Problem: Check each line of the entries below for the string "крепления"; copy every line where it appears.

(Entries from a dataset)
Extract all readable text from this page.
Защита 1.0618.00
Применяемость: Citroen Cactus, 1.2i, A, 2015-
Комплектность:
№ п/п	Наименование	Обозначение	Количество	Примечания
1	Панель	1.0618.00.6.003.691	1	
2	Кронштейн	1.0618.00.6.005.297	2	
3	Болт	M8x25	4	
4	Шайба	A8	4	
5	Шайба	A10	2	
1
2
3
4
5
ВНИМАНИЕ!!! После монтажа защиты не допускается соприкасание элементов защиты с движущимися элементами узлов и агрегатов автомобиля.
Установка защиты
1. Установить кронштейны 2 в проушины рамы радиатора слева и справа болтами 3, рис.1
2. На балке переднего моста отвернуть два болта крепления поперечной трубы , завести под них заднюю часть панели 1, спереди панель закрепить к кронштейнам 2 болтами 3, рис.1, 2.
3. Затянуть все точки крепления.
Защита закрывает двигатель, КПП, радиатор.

Problem solution:
2. На балке переднего моста отвернуть два болта крепления поперечной трубы , завести под них заднюю часть панели 1, спереди панель закрепить к кронштейнам 2 болтами 3, рис.1, 2.
3. Затянуть все точки крепления.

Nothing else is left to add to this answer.